▸ PROBLEM TO SOLVE: Give every line of the data again, unchanged, but with no pictures.

▸ SUPPLIED RECORDS:
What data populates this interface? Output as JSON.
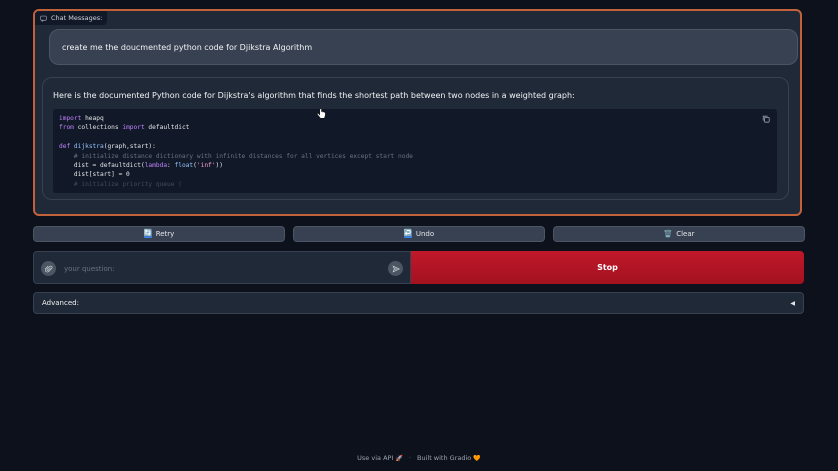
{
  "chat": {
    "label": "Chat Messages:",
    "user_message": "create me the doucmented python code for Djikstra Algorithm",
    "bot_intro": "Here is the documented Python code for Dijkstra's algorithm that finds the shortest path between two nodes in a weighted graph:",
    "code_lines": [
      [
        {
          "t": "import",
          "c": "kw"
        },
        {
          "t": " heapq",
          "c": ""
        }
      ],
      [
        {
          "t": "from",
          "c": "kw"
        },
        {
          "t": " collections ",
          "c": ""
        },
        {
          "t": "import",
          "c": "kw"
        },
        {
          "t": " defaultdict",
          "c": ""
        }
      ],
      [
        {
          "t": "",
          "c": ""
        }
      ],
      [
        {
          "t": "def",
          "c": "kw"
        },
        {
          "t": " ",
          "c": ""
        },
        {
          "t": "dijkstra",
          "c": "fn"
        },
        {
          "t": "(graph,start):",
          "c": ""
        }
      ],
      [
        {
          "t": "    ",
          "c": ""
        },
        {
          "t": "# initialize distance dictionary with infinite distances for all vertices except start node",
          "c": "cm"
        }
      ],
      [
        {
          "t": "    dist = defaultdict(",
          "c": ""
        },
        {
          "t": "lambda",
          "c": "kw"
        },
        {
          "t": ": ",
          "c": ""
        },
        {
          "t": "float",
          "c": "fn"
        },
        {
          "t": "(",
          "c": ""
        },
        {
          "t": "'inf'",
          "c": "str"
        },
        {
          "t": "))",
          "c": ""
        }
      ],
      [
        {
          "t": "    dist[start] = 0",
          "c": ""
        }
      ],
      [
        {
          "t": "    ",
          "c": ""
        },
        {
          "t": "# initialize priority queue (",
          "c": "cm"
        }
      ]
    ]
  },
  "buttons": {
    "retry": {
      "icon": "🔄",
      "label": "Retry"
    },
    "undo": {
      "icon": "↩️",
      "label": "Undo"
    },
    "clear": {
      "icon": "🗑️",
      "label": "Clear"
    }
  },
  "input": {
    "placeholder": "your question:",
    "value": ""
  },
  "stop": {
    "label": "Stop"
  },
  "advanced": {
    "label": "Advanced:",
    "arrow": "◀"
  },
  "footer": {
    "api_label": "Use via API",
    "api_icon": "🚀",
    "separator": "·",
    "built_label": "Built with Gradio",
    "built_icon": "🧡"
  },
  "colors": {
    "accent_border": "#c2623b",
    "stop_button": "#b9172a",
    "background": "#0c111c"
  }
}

▸ ANSWER IN FULL:
What data populates this interface? Output as JSON.
{
  "chat": {
    "label": "Chat Messages:",
    "user_message": "create me the doucmented python code for Djikstra Algorithm",
    "bot_intro": "Here is the documented Python code for Dijkstra's algorithm that finds the shortest path between two nodes in a weighted graph:",
    "code_lines": [
      [
        {
          "t": "import",
          "c": "kw"
        },
        {
          "t": " heapq",
          "c": ""
        }
      ],
      [
        {
          "t": "from",
          "c": "kw"
        },
        {
          "t": " collections ",
          "c": ""
        },
        {
          "t": "import",
          "c": "kw"
        },
        {
          "t": " defaultdict",
          "c": ""
        }
      ],
      [
        {
          "t": "",
          "c": ""
        }
      ],
      [
        {
          "t": "def",
          "c": "kw"
        },
        {
          "t": " ",
          "c": ""
        },
        {
          "t": "dijkstra",
          "c": "fn"
        },
        {
          "t": "(graph,start):",
          "c": ""
        }
      ],
      [
        {
          "t": "    ",
          "c": ""
        },
        {
          "t": "# initialize distance dictionary with infinite distances for all vertices except start node",
          "c": "cm"
        }
      ],
      [
        {
          "t": "    dist = defaultdict(",
          "c": ""
        },
        {
          "t": "lambda",
          "c": "kw"
        },
        {
          "t": ": ",
          "c": ""
        },
        {
          "t": "float",
          "c": "fn"
        },
        {
          "t": "(",
          "c": ""
        },
        {
          "t": "'inf'",
          "c": "str"
        },
        {
          "t": "))",
          "c": ""
        }
      ],
      [
        {
          "t": "    dist[start] = 0",
          "c": ""
        }
      ],
      [
        {
          "t": "    ",
          "c": ""
        },
        {
          "t": "# initialize priority queue (",
          "c": "cm"
        }
      ]
    ]
  },
  "buttons": {
    "retry": {
      "icon": "🔄",
      "label": "Retry"
    },
    "undo": {
      "icon": "↩️",
      "label": "Undo"
    },
    "clear": {
      "icon": "🗑️",
      "label": "Clear"
    }
  },
  "input": {
    "placeholder": "your question:",
    "value": ""
  },
  "stop": {
    "label": "Stop"
  },
  "advanced": {
    "label": "Advanced:",
    "arrow": "◀"
  },
  "footer": {
    "api_label": "Use via API",
    "api_icon": "🚀",
    "separator": "·",
    "built_label": "Built with Gradio",
    "built_icon": "🧡"
  },
  "colors": {
    "accent_border": "#c2623b",
    "stop_button": "#b9172a",
    "background": "#0c111c"
  }
}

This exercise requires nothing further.